- [What needs to be done]
Every record should be written out exactly, with the pictures left out.

- [The data]
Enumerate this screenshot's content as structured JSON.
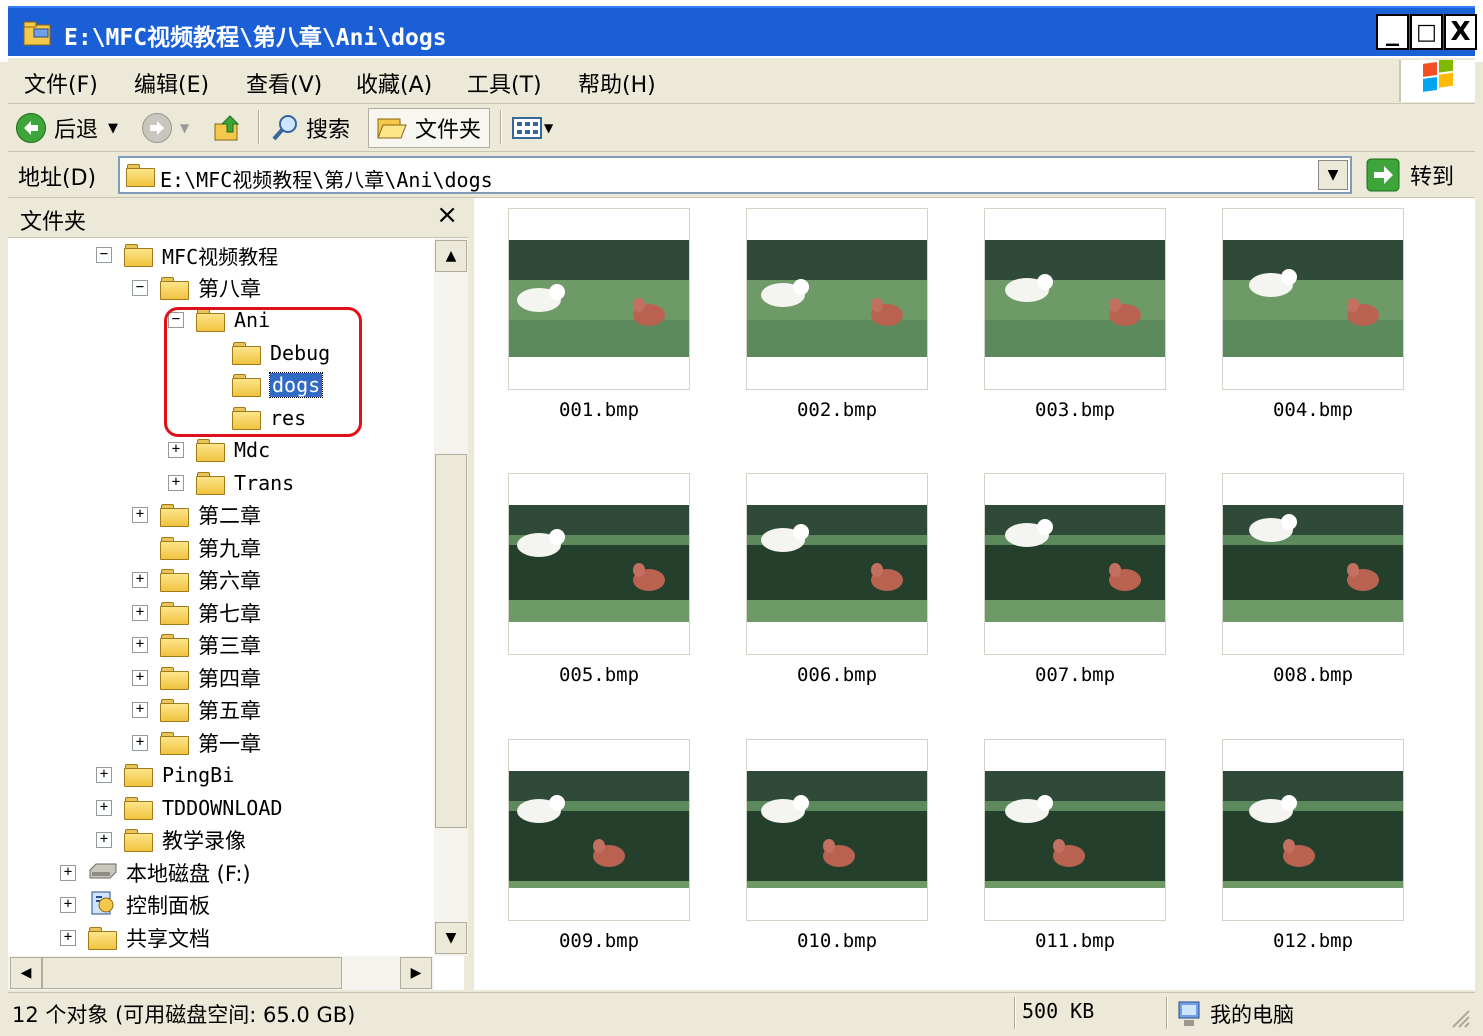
{
  "window": {
    "title": "E:\\MFC视频教程\\第八章\\Ani\\dogs",
    "minimize": "_",
    "maximize": "□",
    "close": "X"
  },
  "menu": [
    "文件(F)",
    "编辑(E)",
    "查看(V)",
    "收藏(A)",
    "工具(T)",
    "帮助(H)"
  ],
  "toolbar": {
    "back": "后退",
    "search": "搜索",
    "folders": "文件夹"
  },
  "address": {
    "label": "地址(D)",
    "path": "E:\\MFC视频教程\\第八章\\Ani\\dogs",
    "go": "转到"
  },
  "folder_pane": {
    "title": "文件夹",
    "close": "×",
    "tree": [
      {
        "label": "MFC视频教程",
        "expander": "−",
        "level": 0
      },
      {
        "label": "第八章",
        "expander": "−",
        "level": 1
      },
      {
        "label": "Ani",
        "expander": "−",
        "level": 2
      },
      {
        "label": "Debug",
        "expander": "",
        "level": 3
      },
      {
        "label": "dogs",
        "expander": "",
        "level": 3,
        "selected": true
      },
      {
        "label": "res",
        "expander": "",
        "level": 3
      },
      {
        "label": "Mdc",
        "expander": "+",
        "level": 2
      },
      {
        "label": "Trans",
        "expander": "+",
        "level": 2
      },
      {
        "label": "第二章",
        "expander": "+",
        "level": 1
      },
      {
        "label": "第九章",
        "expander": "",
        "level": 1
      },
      {
        "label": "第六章",
        "expander": "+",
        "level": 1
      },
      {
        "label": "第七章",
        "expander": "+",
        "level": 1
      },
      {
        "label": "第三章",
        "expander": "+",
        "level": 1
      },
      {
        "label": "第四章",
        "expander": "+",
        "level": 1
      },
      {
        "label": "第五章",
        "expander": "+",
        "level": 1
      },
      {
        "label": "第一章",
        "expander": "+",
        "level": 1
      },
      {
        "label": "PingBi",
        "expander": "+",
        "level": 0
      },
      {
        "label": "TDDOWNLOAD",
        "expander": "+",
        "level": 0
      },
      {
        "label": "教学录像",
        "expander": "+",
        "level": 0
      },
      {
        "label": "本地磁盘 (F:)",
        "expander": "+",
        "level": -1,
        "icon": "drive"
      },
      {
        "label": "控制面板",
        "expander": "+",
        "level": -1,
        "icon": "control-panel"
      },
      {
        "label": "共享文档",
        "expander": "+",
        "level": -1,
        "icon": "folder"
      }
    ]
  },
  "files": [
    {
      "name": "001.bmp"
    },
    {
      "name": "002.bmp"
    },
    {
      "name": "003.bmp"
    },
    {
      "name": "004.bmp"
    },
    {
      "name": "005.bmp"
    },
    {
      "name": "006.bmp"
    },
    {
      "name": "007.bmp"
    },
    {
      "name": "008.bmp"
    },
    {
      "name": "009.bmp"
    },
    {
      "name": "010.bmp"
    },
    {
      "name": "011.bmp"
    },
    {
      "name": "012.bmp"
    }
  ],
  "status": {
    "objects": "12 个对象 (可用磁盘空间: 65.0 GB)",
    "size": "500 KB",
    "location": "我的电脑"
  },
  "colors": {
    "titlebar": "#1a5fd6",
    "selection": "#316ac5",
    "highlight_box": "#e0101a"
  }
}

- [Complete answer]
Enumerate this screenshot's content as structured JSON.
{
  "window": {
    "title": "E:\\MFC视频教程\\第八章\\Ani\\dogs",
    "minimize": "_",
    "maximize": "□",
    "close": "X"
  },
  "menu": [
    "文件(F)",
    "编辑(E)",
    "查看(V)",
    "收藏(A)",
    "工具(T)",
    "帮助(H)"
  ],
  "toolbar": {
    "back": "后退",
    "search": "搜索",
    "folders": "文件夹"
  },
  "address": {
    "label": "地址(D)",
    "path": "E:\\MFC视频教程\\第八章\\Ani\\dogs",
    "go": "转到"
  },
  "folder_pane": {
    "title": "文件夹",
    "close": "×",
    "tree": [
      {
        "label": "MFC视频教程",
        "expander": "−",
        "level": 0
      },
      {
        "label": "第八章",
        "expander": "−",
        "level": 1
      },
      {
        "label": "Ani",
        "expander": "−",
        "level": 2
      },
      {
        "label": "Debug",
        "expander": "",
        "level": 3
      },
      {
        "label": "dogs",
        "expander": "",
        "level": 3,
        "selected": true
      },
      {
        "label": "res",
        "expander": "",
        "level": 3
      },
      {
        "label": "Mdc",
        "expander": "+",
        "level": 2
      },
      {
        "label": "Trans",
        "expander": "+",
        "level": 2
      },
      {
        "label": "第二章",
        "expander": "+",
        "level": 1
      },
      {
        "label": "第九章",
        "expander": "",
        "level": 1
      },
      {
        "label": "第六章",
        "expander": "+",
        "level": 1
      },
      {
        "label": "第七章",
        "expander": "+",
        "level": 1
      },
      {
        "label": "第三章",
        "expander": "+",
        "level": 1
      },
      {
        "label": "第四章",
        "expander": "+",
        "level": 1
      },
      {
        "label": "第五章",
        "expander": "+",
        "level": 1
      },
      {
        "label": "第一章",
        "expander": "+",
        "level": 1
      },
      {
        "label": "PingBi",
        "expander": "+",
        "level": 0
      },
      {
        "label": "TDDOWNLOAD",
        "expander": "+",
        "level": 0
      },
      {
        "label": "教学录像",
        "expander": "+",
        "level": 0
      },
      {
        "label": "本地磁盘 (F:)",
        "expander": "+",
        "level": -1,
        "icon": "drive"
      },
      {
        "label": "控制面板",
        "expander": "+",
        "level": -1,
        "icon": "control-panel"
      },
      {
        "label": "共享文档",
        "expander": "+",
        "level": -1,
        "icon": "folder"
      }
    ]
  },
  "files": [
    {
      "name": "001.bmp"
    },
    {
      "name": "002.bmp"
    },
    {
      "name": "003.bmp"
    },
    {
      "name": "004.bmp"
    },
    {
      "name": "005.bmp"
    },
    {
      "name": "006.bmp"
    },
    {
      "name": "007.bmp"
    },
    {
      "name": "008.bmp"
    },
    {
      "name": "009.bmp"
    },
    {
      "name": "010.bmp"
    },
    {
      "name": "011.bmp"
    },
    {
      "name": "012.bmp"
    }
  ],
  "status": {
    "objects": "12 个对象 (可用磁盘空间: 65.0 GB)",
    "size": "500 KB",
    "location": "我的电脑"
  },
  "colors": {
    "titlebar": "#1a5fd6",
    "selection": "#316ac5",
    "highlight_box": "#e0101a"
  }
}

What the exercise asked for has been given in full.